Report how many lines below contain the word "readable", and give only that number.

━━━

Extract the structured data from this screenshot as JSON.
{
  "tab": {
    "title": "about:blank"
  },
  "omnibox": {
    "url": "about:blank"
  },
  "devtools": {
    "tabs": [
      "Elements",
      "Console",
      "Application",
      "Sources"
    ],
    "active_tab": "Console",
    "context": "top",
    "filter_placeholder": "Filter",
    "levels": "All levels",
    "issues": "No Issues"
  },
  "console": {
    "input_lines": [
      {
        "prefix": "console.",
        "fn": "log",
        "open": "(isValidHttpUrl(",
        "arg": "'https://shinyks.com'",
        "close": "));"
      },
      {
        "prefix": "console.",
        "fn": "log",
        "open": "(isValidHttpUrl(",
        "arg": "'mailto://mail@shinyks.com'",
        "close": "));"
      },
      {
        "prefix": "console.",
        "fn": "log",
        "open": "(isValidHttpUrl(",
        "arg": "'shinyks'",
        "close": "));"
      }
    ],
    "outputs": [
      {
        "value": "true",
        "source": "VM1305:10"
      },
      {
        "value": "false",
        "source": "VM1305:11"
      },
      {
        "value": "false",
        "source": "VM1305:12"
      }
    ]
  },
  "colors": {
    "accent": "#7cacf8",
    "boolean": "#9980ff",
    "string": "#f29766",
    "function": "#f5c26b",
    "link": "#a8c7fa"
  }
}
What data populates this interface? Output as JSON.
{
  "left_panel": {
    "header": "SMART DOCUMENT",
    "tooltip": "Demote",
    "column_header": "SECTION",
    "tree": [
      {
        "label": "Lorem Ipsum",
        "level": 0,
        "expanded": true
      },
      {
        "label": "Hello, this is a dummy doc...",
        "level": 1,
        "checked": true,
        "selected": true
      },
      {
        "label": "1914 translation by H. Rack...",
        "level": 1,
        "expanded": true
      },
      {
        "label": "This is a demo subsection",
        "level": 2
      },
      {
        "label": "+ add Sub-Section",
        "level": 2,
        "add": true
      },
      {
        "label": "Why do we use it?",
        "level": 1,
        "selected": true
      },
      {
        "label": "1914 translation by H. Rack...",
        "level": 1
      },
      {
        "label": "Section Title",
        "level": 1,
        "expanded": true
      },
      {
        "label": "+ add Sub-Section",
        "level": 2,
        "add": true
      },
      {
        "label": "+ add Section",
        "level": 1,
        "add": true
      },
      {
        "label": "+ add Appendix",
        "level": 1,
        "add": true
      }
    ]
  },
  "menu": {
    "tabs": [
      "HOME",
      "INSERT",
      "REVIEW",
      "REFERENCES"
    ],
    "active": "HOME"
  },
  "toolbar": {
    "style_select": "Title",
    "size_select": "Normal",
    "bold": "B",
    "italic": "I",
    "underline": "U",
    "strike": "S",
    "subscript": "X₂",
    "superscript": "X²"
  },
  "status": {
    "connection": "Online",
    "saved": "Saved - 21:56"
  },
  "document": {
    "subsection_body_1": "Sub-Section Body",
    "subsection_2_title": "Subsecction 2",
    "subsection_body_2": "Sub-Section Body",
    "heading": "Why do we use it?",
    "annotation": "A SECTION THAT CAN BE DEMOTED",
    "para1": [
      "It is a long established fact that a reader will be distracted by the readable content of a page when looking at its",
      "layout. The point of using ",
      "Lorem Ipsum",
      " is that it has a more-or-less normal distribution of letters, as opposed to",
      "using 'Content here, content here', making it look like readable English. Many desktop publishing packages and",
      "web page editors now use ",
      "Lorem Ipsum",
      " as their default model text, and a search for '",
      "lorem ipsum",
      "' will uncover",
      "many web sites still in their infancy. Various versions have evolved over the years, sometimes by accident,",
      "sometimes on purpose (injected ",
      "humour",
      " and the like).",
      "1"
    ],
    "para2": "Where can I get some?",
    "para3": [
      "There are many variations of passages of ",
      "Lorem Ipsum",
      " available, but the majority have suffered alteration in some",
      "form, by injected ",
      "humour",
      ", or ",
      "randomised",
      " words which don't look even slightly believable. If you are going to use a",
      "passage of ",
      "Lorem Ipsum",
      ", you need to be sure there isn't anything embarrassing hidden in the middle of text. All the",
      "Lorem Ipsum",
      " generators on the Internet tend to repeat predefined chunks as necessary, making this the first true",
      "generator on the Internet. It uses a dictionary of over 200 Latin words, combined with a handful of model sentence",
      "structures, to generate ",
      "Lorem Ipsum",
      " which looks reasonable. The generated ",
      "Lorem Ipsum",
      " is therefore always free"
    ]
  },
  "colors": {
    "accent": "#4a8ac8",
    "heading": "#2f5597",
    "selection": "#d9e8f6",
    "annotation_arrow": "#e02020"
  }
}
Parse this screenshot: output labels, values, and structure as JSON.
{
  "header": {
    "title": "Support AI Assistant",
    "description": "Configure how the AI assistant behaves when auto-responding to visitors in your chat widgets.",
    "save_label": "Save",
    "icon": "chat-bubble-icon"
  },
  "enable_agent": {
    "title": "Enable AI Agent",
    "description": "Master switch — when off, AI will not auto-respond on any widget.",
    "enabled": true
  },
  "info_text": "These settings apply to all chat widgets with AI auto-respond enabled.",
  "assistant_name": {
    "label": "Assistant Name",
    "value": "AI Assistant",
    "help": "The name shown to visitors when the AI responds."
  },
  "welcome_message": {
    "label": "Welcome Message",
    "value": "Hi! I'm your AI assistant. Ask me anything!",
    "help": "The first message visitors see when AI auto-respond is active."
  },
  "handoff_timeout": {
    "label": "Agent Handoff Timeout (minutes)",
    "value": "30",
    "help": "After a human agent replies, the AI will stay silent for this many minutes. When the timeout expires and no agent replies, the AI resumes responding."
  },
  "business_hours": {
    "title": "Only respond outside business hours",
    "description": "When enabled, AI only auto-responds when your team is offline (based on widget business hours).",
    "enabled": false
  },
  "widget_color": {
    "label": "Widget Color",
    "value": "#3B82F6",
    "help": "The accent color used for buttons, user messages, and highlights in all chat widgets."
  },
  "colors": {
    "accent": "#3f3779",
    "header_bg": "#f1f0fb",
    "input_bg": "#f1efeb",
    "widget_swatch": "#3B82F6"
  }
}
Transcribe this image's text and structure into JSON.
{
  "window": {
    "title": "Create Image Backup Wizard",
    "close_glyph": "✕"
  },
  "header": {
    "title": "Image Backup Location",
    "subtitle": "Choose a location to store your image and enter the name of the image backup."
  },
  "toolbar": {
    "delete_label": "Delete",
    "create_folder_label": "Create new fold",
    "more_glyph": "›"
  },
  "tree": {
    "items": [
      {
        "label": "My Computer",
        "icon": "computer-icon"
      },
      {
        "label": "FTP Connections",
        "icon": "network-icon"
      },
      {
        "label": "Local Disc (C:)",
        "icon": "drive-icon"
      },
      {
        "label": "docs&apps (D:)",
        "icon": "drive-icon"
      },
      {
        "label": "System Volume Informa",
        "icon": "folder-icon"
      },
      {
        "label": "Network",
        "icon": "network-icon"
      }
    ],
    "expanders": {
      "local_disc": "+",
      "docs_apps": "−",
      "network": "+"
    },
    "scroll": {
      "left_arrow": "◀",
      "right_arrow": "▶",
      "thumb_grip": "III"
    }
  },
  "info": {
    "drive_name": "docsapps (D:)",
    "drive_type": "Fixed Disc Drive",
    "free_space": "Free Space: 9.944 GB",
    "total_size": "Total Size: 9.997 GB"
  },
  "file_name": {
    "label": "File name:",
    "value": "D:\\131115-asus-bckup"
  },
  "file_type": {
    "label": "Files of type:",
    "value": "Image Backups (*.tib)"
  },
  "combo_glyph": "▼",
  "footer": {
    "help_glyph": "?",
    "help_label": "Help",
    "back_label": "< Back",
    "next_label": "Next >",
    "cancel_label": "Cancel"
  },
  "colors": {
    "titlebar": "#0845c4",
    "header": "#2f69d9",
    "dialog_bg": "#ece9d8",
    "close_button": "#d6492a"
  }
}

━━━

§ THE SOLUTION: 2